What you should do
Scan the data below for the string "διάρκεια". Show every line where it turns up.

— Begin Listed records —

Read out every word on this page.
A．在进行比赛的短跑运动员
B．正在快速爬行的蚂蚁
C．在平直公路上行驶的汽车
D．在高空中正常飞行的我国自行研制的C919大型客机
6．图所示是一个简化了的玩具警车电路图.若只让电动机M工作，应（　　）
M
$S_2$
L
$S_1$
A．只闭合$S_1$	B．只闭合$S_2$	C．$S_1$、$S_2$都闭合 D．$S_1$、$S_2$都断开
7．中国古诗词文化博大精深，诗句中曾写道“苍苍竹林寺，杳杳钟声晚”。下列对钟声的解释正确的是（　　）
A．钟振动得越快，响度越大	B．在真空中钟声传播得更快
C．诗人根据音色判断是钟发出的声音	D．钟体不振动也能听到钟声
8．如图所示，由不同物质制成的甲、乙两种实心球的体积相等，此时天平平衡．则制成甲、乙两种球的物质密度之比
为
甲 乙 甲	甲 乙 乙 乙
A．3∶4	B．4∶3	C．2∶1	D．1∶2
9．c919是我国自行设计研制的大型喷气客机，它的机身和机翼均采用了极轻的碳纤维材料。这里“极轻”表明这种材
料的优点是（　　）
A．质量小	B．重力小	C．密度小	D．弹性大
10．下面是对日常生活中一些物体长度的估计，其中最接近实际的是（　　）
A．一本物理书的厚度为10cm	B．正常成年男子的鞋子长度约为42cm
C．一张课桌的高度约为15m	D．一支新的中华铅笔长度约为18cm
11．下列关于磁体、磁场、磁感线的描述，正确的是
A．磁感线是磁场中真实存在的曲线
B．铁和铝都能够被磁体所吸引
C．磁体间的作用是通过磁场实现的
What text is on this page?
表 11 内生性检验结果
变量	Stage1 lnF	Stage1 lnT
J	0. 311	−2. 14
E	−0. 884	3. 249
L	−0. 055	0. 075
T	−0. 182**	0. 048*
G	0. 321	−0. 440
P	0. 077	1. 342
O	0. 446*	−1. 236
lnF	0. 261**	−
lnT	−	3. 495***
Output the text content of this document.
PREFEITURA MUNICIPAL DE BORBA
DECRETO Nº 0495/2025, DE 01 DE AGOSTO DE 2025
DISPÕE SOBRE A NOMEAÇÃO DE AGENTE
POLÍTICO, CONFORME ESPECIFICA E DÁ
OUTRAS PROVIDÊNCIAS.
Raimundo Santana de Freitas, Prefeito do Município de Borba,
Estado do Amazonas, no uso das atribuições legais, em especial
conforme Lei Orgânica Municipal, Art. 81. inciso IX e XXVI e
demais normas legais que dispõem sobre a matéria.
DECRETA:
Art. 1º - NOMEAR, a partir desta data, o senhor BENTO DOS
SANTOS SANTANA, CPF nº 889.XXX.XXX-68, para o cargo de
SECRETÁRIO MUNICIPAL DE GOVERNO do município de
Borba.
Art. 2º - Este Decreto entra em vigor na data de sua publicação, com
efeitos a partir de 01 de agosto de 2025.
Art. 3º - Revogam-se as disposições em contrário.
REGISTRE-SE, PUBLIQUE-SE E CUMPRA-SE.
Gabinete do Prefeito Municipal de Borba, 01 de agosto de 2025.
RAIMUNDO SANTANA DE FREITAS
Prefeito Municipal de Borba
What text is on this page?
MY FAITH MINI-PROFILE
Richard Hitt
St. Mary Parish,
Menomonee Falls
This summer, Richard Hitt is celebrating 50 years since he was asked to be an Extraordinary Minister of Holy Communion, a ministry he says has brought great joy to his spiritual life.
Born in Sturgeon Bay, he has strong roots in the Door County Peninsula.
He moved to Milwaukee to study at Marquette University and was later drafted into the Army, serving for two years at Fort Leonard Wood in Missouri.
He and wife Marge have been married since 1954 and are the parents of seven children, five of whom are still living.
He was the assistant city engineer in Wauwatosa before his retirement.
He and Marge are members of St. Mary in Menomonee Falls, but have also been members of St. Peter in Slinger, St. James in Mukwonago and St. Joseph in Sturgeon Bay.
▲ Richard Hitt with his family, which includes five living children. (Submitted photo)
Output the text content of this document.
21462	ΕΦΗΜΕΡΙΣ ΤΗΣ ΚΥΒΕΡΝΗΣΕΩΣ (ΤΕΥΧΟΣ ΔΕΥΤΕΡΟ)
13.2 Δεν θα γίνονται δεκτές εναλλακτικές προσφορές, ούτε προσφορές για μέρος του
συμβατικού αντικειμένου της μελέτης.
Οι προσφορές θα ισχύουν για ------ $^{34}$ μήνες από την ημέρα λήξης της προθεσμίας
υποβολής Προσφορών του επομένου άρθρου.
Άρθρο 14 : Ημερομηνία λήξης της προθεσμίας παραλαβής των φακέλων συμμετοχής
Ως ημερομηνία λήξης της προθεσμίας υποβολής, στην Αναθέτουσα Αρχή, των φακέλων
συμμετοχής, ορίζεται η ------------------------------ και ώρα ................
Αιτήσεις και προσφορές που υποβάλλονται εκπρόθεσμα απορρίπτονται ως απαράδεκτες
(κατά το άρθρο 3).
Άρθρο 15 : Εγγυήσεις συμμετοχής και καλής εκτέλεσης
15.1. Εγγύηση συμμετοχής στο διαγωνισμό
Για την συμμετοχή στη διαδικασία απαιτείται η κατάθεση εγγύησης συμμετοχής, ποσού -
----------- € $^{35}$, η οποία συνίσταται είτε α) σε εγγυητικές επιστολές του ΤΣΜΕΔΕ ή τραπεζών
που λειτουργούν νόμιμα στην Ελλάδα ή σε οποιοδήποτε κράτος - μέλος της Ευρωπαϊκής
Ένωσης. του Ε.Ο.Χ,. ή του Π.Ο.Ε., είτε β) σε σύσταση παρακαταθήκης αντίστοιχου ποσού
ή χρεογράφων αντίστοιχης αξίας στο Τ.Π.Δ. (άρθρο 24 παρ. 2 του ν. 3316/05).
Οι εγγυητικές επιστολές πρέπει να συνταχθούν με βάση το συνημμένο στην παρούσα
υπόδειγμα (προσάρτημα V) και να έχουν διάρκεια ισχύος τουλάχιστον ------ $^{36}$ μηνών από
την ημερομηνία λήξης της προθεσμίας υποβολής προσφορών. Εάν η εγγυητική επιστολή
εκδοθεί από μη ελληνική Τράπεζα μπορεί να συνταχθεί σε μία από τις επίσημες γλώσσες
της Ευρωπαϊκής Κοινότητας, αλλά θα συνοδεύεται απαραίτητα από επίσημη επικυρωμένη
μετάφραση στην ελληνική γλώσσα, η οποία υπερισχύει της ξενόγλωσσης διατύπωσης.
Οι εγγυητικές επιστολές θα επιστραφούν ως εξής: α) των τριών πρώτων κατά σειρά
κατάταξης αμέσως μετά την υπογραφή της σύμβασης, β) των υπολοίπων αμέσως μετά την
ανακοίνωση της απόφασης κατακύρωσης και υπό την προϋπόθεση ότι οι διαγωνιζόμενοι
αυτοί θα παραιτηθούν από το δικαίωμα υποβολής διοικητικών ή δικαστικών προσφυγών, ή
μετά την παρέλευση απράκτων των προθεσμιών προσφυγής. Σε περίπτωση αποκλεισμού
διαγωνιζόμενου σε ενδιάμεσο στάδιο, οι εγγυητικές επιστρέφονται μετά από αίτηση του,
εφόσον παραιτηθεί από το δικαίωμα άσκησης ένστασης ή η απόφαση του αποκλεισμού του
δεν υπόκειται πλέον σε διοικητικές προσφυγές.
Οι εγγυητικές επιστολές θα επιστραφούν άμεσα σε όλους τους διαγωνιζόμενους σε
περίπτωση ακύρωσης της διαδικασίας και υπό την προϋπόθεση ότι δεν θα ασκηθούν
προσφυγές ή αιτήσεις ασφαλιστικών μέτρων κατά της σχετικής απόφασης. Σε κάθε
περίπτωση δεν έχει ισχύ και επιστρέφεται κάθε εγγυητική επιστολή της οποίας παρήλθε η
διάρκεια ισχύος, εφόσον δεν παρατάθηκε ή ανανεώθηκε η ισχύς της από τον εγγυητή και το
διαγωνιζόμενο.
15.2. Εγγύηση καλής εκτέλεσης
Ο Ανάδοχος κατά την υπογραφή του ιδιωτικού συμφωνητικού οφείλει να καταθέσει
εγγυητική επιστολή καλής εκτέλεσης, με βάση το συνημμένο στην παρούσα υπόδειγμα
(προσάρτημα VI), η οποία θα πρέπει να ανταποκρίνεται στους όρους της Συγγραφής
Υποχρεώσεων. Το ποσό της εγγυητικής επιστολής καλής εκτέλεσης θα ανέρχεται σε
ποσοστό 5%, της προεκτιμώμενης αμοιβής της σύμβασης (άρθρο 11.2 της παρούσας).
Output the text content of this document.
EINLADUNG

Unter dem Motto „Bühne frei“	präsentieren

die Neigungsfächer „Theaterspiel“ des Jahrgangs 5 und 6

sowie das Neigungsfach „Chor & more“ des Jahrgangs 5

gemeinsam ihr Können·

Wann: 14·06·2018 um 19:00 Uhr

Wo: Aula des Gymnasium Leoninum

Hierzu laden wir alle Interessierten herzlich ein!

— End Listed records —

Final result
υπόδειγμα (προσάρτημα V) και να έχουν διάρκεια ισχύος τουλάχιστον ------ $^{36}$ μηνών από
διάρκεια ισχύος, εφόσον δεν παρατάθηκε ή ανανεώθηκε η ισχύς της από τον εγγυητή και το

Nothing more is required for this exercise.